(Page text)
In the face these both disturbing and perplexing trends, this project explores the following overarching question: How do the modalities of violence/violations against migrants at the external borders of Europe differ in space and time, and what are the practices of and interactions between actors at the border, geophysical conditions, and multi-scalar political and legal processes that enable or limit the normalisation and brutalisation of border violence/violations?

To answer this question, this project primarily draws from geography and anthropology and adopts a qualitative comparative research design combining thick description of the practices of actors at the border and an emphasis on the way they are shaped by distinct geophysical conditions and multi-scalar political and legal processes. Covering the period 2024 – 2028 while locating it in a broader trajectory of change, the research will focus on four case studies located across the circumference of the EU external borders – Spain, Italy, Greece, Hungary.

The empirical analysis will be conducted through two inter-related methodological angles. First we will analyse the practices and interactions between actors directly engaged in perpetrating or contesting border violence in the selected border zones (migrants, border agents and NGOs). Second, Based on the findings generated through this first angle, we will trace backwards the multi-scalar (mainly national and EU) political and legal processes shaping these localized practices. The forensic reconstruction of cases of death and violations will cut across these two methodologies, since on the one hand it will offer fine-grained reconstruction of the practices of violence and the actors involved and, on the other hand, by collaborating with human rights actors to seek accountability we will be able to analyse how they strategise and operate in different policy and legal forums.

(Exercises to complete)
**1.** In the project description, what is stated for each of these?
(a) Which two disciplines does the project primarily draw from?
(b) Which four countries are the case studies?
(c) Which actors are named as directly engaged in perpetrating or contesting border violence?
**2.** Could you reproduce the stretch of the project description from "In the face" through "of border violence/violations?" word for word?
**3.** What follows the final sentence of the project description on border violence at Europe's external borders? Write the continuation.

(Listed entries)
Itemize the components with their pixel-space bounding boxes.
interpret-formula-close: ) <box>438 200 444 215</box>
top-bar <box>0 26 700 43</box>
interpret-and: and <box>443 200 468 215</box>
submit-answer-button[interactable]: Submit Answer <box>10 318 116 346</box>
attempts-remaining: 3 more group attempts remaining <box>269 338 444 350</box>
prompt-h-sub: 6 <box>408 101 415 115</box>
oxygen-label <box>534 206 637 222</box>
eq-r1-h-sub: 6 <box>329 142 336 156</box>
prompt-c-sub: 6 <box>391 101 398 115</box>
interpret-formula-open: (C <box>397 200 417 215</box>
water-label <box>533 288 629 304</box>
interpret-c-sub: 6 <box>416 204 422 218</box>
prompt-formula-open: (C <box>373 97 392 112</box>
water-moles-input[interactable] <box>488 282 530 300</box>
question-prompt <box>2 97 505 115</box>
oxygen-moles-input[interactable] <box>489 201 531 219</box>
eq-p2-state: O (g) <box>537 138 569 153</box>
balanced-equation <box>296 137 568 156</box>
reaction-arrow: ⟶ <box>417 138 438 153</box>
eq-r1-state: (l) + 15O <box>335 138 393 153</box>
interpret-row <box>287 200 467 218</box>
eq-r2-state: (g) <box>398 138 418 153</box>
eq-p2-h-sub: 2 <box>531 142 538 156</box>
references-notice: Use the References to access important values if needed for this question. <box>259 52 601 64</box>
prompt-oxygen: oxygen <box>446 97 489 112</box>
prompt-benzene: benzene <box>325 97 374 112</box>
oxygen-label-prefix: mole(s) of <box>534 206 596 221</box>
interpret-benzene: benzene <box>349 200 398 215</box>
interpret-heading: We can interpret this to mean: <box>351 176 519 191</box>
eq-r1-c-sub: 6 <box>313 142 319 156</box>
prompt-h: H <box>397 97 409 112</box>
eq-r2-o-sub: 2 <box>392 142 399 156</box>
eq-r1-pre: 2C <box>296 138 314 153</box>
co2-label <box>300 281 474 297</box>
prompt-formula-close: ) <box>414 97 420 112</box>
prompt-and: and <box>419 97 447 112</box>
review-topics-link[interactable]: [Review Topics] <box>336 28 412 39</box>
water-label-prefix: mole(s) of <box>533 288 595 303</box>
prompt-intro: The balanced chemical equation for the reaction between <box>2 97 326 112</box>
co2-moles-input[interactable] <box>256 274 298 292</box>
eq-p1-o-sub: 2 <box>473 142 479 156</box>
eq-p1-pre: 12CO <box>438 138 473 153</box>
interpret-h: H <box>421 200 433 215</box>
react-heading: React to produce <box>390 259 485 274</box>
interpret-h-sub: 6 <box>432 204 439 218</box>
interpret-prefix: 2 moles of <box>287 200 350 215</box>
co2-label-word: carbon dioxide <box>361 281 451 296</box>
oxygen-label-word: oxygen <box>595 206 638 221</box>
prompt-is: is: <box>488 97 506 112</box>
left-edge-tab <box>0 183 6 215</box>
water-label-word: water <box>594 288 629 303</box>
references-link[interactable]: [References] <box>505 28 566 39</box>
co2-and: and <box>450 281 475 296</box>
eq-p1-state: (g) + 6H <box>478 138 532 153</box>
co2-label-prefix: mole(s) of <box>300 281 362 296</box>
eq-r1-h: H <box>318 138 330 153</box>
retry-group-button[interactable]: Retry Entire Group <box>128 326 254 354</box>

(Responses)
**1.**
(a) Geography and anthropology.
(b) Spain, Italy, Greece and Hungary.
(c) Migrants, border agents and NGOs.

**2.**
In the face these both disturbing and perplexing trends, this project explores the following overarching question: How do the modalities of violence/violations against migrants at the external borders of Europe differ in space and time, and what are the practices of and interactions between actors at the border, geophysical conditions, and multi-scalar political and legal processes that enable or limit the normalisation and brutalisation of border violence/violations?

**3.**
Ultimately, the research contributes empirically and theoretically to a better understanding of the conflicts surrounding borders and transnational mobility, the transformation of social and legal norms and violence, and the shifting spatiality of state territoriality, law and rights. It will contribute to bridging the disciplinary boundaries that mark the field of migration and border studies, in particular the gap between the analysis of policy making and implementation as well as judicial control. Beyond its academic contribution, the analysis will help guide civil society and policy makers in identifying nodes of intervention to durably bring border violence to an end.